(Input for this task):
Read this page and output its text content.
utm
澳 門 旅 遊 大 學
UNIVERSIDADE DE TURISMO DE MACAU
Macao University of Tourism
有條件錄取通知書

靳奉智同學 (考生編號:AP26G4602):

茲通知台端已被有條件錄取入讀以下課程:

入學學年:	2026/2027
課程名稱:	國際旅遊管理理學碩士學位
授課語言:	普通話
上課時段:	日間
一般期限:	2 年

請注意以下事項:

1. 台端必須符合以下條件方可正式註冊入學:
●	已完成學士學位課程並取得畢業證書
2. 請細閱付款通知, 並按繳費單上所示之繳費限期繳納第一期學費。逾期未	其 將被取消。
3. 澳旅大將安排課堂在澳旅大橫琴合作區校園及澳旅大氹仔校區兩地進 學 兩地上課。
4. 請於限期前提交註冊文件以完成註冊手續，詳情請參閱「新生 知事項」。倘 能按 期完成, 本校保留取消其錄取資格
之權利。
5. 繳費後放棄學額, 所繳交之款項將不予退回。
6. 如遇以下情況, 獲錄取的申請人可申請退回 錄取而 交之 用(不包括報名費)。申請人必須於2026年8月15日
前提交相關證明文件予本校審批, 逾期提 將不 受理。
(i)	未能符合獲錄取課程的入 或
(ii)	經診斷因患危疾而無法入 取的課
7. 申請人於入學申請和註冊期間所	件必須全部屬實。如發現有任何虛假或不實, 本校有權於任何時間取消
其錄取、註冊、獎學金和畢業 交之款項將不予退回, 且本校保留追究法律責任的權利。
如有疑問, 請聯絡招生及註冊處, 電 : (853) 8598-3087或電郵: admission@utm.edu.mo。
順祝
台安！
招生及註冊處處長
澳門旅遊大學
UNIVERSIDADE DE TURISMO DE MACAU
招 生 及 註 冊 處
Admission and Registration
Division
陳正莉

* * *

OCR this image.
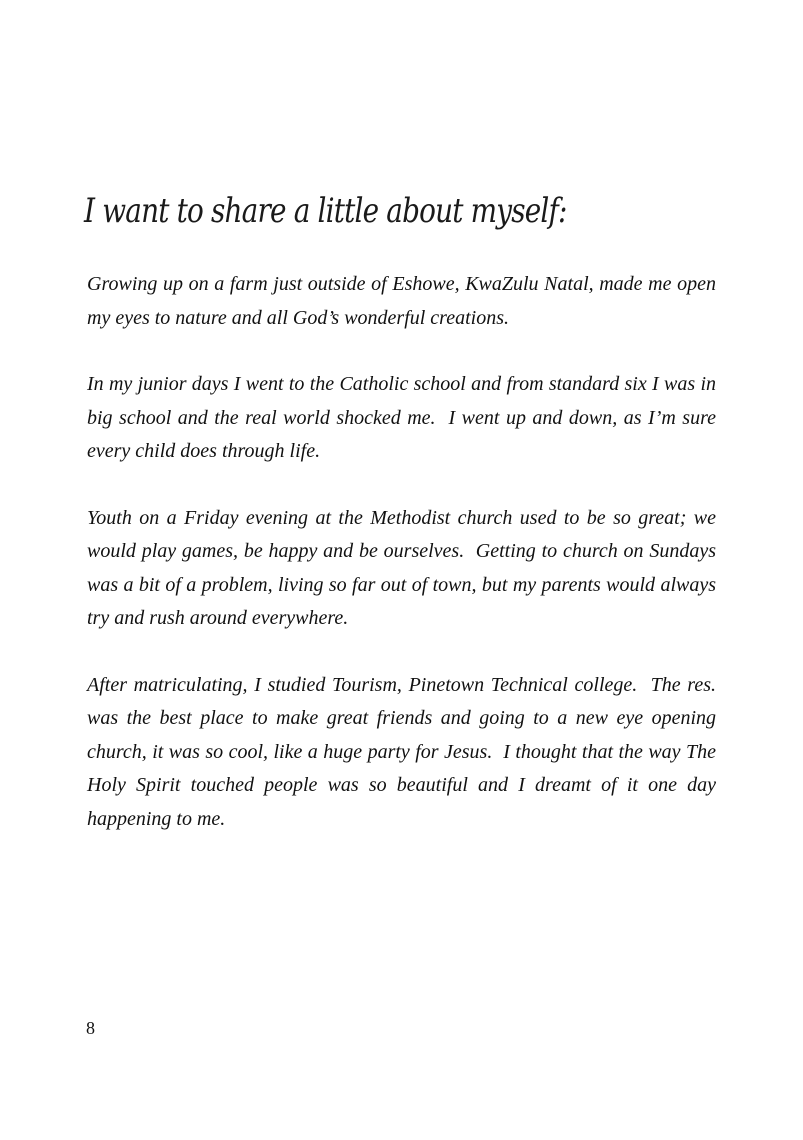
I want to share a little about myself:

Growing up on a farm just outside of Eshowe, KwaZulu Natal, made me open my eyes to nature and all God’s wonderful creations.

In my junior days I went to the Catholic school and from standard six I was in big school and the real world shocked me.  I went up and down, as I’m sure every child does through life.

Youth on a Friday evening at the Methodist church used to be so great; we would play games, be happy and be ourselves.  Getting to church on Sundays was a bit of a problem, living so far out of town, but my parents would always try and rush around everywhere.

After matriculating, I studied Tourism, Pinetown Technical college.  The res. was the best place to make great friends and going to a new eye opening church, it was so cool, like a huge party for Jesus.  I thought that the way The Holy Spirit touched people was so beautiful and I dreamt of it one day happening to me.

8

---

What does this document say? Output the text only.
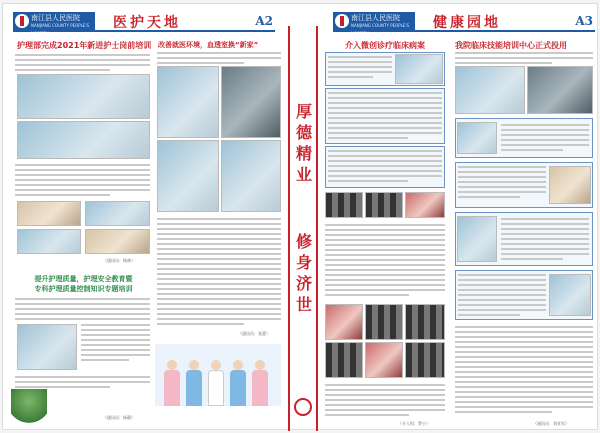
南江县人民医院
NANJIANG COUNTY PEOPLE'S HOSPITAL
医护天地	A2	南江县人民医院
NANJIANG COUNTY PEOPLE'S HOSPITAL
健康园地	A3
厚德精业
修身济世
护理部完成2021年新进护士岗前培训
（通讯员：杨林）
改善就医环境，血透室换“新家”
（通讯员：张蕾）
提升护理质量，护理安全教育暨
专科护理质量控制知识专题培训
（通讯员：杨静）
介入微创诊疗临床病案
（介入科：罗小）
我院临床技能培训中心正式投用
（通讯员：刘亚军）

(The problem): Copy all lines from the data that hold the word "church".

(Final result):
Youth on a Friday evening at the Methodist church used to be so great; we would play games, be happy and be ourselves.  Getting to church on Sundays was a bit of a problem, living so far out of town, but my parents would always try and rush around everywhere.
After matriculating, I studied Tourism, Pinetown Technical college.  The res. was the best place to make great friends and going to a new eye opening church, it was so cool, like a huge party for Jesus.  I thought that the way The Holy Spirit touched people was so beautiful and I dreamt of it one day happening to me.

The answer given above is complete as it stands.